Follow-up of the Child Cured of Cancer
Approximately 70% to 80% of all children with cancer are cured by modern therapy. However, a significant percentage of these children have long-term side effects of treatment. Growth and development and reproductive function can be impaired. Cardiac or pulmonary dysfunction and secondary malignancies are also among the common late effects of treatment.
Growth and Development
Prepubertal children receiving 3300 cGy (rads) or more of radiation to the spine for the treatment of brain tumors or Hodgkin’s disease have pronounced impairment of linear growth, especially the sitting height. On the other hand, children who get lower doses of radiation (< 3300 cGy), as, for example, for the control of central nervous system (CNS) leukemia, have minimal height loss. Cranial radiation in ALL has minimal risk of growth hormone deficiency (GHD), because the total dose (1800 cGy) and the daily fraction (150 cGy) are low. On the other hand, children receiving radiation for brain tumors (usually < 3000 cGy) have a high risk of GHD. Cranial irradiation for ALL or brain tumors can also cause precocious puberty and decreased adult height. Primary or secondary amenorrhea is seen in one third of patients receiving more than 3000 cGy of radiation for brain tumors (Arlt et al., 1997). Refer to Chapter 60 for information about the management of GHD.
Gonads and Reproductive Function
Alkylating agents (nitrogen mustard, cyclophosphamide, ifosfamide, melphalan, thiotepa, busulfan) cause gonadal damage, particularly in males. Males receiving MOPP regimen (nitrogen mustard, vincristine, procarbazine, prednisone) for Hodgkin’s disease have a very high risk of sterility: greater than 90% with six cycles and 50% with three cycles. Overall, the risk of sterility in males treated with alkylating agents for various cancers has varied from 20% to 66% in various studies. On the other hand, the risk of sterility in females from alkylating agents is much lower.
Nervous System
Cranial irradiation and intrathecal chemotherapy can cause a spectrum of neurologic complications ranging from mild learning disabilities to frank leukoencephalopathy. With modern treatment protocols for ALL, most children receive intrathecal methotrexate alone for CNS prophylaxis, and these patients have only a small risk of neurocognitive defects.

*Problem description:*
Continue the passage on follow-up of children cured of cancer, starting right after its final sentence about intrathecal methotrexate.

*Dataset excerpts:*
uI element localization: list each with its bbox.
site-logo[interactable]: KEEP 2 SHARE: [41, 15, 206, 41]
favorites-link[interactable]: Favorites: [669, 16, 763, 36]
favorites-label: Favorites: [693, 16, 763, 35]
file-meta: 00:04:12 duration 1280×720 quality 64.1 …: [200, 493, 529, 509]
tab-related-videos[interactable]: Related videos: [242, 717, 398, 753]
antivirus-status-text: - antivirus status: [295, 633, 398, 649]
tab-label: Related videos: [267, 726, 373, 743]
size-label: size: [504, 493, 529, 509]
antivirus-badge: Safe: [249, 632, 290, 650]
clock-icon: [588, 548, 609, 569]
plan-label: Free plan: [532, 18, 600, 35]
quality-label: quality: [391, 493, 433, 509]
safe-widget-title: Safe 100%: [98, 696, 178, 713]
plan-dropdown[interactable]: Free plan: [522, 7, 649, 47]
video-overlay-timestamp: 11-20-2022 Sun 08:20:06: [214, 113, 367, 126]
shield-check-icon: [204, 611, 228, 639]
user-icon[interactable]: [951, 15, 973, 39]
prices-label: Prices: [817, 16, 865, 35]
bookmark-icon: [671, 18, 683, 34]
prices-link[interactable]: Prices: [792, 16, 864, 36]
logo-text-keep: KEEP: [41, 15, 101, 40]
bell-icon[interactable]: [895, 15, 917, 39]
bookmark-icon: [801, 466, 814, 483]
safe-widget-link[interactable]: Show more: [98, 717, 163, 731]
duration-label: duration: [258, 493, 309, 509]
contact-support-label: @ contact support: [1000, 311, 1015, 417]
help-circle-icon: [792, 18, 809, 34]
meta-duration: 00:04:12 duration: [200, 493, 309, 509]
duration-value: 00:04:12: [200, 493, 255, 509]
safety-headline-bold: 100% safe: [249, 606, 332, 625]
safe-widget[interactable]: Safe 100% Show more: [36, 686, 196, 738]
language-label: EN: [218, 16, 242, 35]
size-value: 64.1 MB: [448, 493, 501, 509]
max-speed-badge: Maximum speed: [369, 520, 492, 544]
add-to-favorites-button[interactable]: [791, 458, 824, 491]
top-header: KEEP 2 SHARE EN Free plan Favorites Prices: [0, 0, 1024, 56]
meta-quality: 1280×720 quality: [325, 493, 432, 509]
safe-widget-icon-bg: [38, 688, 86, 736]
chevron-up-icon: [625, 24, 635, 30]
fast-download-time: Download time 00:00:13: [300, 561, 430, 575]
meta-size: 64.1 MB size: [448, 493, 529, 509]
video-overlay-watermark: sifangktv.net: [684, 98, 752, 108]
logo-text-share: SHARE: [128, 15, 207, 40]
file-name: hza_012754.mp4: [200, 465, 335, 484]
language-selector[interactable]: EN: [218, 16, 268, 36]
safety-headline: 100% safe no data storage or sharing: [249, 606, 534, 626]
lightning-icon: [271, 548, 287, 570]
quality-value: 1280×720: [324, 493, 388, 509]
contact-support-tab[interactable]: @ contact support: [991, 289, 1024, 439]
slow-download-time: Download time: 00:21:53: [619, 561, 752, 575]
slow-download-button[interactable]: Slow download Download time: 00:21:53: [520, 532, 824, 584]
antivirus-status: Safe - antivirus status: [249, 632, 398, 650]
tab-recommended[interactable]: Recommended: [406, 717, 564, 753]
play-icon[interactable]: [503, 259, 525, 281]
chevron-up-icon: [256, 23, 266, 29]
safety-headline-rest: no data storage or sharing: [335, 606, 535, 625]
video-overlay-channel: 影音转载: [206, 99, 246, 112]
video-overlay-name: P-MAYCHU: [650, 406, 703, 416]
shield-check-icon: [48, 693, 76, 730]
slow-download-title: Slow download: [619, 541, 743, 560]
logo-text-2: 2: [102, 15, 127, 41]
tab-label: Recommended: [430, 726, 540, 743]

*Answer to this exercise:*
Clinical Warning
Children who receive cranial irradiation or high doses of systemic methotrexate along with intrathecal methotrexate are at higher risk for neurocognitive sequelae, including learning defects. Infants and young children are more at risk for this complication than older children.
One third of children younger than 5 years receiving cranial irradiation for ALL develop learning difficulties. Children who experience CNS relapse (meningeal leukemia) often receive all three modalities of CNS treatment—systemic methotrexate, intrathecal or intraventricular chemotherapy, and cranial irradiation. Such patients may develop more severe neurologic sequelae, such as leukoencephalopathy, seizures, major motor disabilities, and cranial nerve palsies. Children with malignant brain tumors treated with doses equal to or greater than 54 rads (cGy) of radiation are also at risk for any of these complications.
Cardiac Function
The incidence of clinically evident cardiotoxicity in children has been estimated to be 1.6% from a study of 6493 patients (Krischer et al., 1997). The risk factors for cardiac toxicity include cumulative anthracyclines dose of 550 mg/m2 or greater, single dose of 50 mg/m2 or greater, female sex, age younger than 4 years, African American race, length of follow-up, trisomy 21, and exposure to amsacrine (Krischer et al., 1997; Lipshultz et al., 1991).